Exercise task => Show every line that has the string "уполномоченного" in it.

Exercise materials =>
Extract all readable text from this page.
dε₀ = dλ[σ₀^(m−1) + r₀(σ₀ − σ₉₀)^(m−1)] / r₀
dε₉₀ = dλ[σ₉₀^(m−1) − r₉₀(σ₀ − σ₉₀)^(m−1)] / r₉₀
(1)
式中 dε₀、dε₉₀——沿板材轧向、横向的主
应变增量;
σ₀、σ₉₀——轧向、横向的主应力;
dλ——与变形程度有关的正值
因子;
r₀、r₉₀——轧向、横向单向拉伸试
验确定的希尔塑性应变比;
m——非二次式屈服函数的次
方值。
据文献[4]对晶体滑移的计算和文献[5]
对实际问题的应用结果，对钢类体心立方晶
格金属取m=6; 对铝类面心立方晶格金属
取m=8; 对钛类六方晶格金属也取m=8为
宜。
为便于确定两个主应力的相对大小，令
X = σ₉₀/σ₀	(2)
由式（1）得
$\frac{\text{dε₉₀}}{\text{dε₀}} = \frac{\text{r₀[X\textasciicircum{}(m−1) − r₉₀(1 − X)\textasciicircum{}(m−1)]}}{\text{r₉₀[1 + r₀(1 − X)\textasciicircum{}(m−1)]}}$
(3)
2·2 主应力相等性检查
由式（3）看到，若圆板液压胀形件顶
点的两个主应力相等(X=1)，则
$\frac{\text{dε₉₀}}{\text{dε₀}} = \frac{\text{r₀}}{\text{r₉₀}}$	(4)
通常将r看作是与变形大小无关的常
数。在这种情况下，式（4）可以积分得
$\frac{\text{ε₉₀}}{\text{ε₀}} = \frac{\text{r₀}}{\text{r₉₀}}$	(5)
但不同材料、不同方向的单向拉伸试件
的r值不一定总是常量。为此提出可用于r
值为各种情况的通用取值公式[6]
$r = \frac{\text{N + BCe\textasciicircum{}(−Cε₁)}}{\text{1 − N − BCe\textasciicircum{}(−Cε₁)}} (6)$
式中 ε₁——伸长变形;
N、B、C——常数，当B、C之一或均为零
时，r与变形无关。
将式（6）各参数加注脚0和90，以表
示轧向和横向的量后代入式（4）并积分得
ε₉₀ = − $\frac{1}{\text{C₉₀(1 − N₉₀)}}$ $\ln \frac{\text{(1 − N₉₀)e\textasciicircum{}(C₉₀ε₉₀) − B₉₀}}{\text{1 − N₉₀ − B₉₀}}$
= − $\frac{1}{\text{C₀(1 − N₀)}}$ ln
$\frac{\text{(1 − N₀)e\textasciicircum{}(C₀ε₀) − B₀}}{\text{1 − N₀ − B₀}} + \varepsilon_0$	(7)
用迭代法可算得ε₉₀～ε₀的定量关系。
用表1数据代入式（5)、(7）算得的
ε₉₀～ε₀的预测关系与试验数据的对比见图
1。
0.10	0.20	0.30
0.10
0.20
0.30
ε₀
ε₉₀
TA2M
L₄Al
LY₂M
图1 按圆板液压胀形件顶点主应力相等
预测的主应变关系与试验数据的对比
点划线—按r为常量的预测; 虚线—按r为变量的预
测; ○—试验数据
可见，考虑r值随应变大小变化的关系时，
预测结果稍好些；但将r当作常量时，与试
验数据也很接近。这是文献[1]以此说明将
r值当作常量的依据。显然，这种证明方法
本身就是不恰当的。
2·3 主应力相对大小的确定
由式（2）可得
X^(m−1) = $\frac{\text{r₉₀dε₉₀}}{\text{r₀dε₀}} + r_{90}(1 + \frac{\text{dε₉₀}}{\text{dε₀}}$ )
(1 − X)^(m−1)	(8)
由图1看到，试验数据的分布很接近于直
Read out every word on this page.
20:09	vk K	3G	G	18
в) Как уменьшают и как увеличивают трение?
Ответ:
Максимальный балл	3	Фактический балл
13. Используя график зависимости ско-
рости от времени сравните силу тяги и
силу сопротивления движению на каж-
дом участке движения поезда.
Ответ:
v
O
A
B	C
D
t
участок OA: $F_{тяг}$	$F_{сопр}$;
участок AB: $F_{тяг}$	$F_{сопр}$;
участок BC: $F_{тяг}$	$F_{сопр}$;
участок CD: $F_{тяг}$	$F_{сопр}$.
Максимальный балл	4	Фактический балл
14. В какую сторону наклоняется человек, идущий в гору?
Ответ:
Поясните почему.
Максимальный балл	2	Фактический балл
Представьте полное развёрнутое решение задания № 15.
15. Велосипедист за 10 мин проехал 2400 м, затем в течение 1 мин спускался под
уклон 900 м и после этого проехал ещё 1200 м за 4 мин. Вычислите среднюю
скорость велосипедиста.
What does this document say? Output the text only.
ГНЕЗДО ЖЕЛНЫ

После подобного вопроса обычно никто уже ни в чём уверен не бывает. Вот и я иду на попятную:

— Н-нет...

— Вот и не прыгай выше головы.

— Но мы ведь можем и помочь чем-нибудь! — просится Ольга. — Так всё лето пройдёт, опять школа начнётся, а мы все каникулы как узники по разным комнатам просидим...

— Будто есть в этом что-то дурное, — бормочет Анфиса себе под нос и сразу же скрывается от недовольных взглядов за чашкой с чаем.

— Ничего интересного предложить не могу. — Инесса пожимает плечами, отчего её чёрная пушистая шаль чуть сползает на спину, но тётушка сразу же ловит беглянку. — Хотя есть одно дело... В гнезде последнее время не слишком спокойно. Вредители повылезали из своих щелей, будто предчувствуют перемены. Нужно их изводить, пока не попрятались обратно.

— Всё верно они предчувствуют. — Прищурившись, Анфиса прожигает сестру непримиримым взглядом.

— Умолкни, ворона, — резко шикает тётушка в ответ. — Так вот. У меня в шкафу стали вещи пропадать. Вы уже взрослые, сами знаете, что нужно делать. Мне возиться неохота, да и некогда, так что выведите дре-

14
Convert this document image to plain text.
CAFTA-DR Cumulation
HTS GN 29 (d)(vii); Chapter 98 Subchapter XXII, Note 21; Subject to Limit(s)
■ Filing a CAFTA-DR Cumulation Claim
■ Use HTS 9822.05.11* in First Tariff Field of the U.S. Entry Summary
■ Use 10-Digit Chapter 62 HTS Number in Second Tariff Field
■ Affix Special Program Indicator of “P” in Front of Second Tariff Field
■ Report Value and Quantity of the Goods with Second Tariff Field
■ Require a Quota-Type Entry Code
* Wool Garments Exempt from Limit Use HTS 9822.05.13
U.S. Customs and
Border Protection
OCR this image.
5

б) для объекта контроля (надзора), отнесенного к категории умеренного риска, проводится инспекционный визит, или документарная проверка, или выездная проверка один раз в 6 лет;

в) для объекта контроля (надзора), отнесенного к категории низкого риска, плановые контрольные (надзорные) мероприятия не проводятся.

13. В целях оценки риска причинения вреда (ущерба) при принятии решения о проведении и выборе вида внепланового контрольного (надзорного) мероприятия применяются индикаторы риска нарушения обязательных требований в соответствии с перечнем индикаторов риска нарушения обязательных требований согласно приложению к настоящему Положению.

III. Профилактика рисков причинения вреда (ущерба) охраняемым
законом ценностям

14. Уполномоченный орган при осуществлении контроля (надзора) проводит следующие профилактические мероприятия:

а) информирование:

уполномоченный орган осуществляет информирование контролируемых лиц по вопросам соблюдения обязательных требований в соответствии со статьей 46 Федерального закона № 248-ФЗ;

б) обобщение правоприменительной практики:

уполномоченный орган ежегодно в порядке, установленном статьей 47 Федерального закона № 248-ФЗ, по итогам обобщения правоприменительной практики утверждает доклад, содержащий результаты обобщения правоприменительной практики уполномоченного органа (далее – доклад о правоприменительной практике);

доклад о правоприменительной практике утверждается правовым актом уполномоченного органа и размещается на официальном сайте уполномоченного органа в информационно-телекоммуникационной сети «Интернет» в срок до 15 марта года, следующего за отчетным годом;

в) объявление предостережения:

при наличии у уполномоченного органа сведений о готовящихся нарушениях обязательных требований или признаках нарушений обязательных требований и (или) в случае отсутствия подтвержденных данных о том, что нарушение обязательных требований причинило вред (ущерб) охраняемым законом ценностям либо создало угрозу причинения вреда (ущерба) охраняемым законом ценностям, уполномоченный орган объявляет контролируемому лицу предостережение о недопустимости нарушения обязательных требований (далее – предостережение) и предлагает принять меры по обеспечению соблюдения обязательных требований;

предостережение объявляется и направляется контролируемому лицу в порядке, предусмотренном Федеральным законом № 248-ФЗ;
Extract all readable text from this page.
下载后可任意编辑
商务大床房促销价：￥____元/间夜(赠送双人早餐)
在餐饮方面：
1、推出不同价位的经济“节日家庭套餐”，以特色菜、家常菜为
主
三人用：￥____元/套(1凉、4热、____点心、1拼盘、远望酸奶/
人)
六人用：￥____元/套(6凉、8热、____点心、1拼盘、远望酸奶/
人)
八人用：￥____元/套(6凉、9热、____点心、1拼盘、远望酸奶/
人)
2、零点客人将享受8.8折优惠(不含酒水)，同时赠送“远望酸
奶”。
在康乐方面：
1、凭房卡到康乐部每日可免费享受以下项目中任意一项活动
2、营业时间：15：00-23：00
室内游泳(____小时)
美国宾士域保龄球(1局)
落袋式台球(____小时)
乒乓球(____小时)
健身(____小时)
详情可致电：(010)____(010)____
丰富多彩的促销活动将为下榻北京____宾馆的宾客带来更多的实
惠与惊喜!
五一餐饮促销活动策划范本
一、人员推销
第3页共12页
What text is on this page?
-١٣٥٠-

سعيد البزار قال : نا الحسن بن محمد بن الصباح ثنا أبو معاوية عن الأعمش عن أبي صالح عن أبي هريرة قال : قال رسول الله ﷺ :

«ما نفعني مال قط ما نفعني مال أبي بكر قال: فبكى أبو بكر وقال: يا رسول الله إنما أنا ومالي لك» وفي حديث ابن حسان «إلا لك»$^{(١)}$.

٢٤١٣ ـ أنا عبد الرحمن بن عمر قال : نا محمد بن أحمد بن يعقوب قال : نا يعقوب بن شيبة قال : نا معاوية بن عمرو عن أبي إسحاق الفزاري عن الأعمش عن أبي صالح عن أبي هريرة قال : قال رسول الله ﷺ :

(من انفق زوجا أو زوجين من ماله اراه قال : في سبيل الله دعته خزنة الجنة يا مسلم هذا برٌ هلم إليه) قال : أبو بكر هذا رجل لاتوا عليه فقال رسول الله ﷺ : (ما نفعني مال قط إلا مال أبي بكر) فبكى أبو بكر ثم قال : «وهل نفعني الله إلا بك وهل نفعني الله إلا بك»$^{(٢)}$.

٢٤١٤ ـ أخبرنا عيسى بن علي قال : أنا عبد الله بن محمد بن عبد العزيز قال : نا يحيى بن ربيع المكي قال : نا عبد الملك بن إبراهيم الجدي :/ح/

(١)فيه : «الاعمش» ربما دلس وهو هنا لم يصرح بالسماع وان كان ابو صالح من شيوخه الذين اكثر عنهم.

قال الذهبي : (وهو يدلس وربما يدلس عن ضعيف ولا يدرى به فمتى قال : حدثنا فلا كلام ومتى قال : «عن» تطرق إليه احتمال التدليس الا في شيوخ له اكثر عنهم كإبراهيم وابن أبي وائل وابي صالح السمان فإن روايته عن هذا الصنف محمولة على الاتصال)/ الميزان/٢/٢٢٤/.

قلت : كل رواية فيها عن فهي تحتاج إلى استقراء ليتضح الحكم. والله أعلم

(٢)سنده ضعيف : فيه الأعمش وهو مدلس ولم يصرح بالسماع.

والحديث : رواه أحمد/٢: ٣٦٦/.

Solution =>
уполномоченный орган ежегодно в порядке, установленном статьей 47 Федерального закона № 248-ФЗ, по итогам обобщения правоприменительной практики утверждает доклад, содержащий результаты обобщения правоприменительной практики уполномоченного органа (далее – доклад о правоприменительной практике);
доклад о правоприменительной практике утверждается правовым актом уполномоченного органа и размещается на официальном сайте уполномоченного органа в информационно-телекоммуникационной сети «Интернет» в срок до 15 марта года, следующего за отчетным годом;
при наличии у уполномоченного органа сведений о готовящихся нарушениях обязательных требований или признаках нарушений обязательных требований и (или) в случае отсутствия подтвержденных данных о том, что нарушение обязательных требований причинило вред (ущерб) охраняемым законом ценностям либо создало угрозу причинения вреда (ущерба) охраняемым законом ценностям, уполномоченный орган объявляет контролируемому лицу предостережение о недопустимости нарушения обязательных требований (далее – предостережение) и предлагает принять меры по обеспечению соблюдения обязательных требований;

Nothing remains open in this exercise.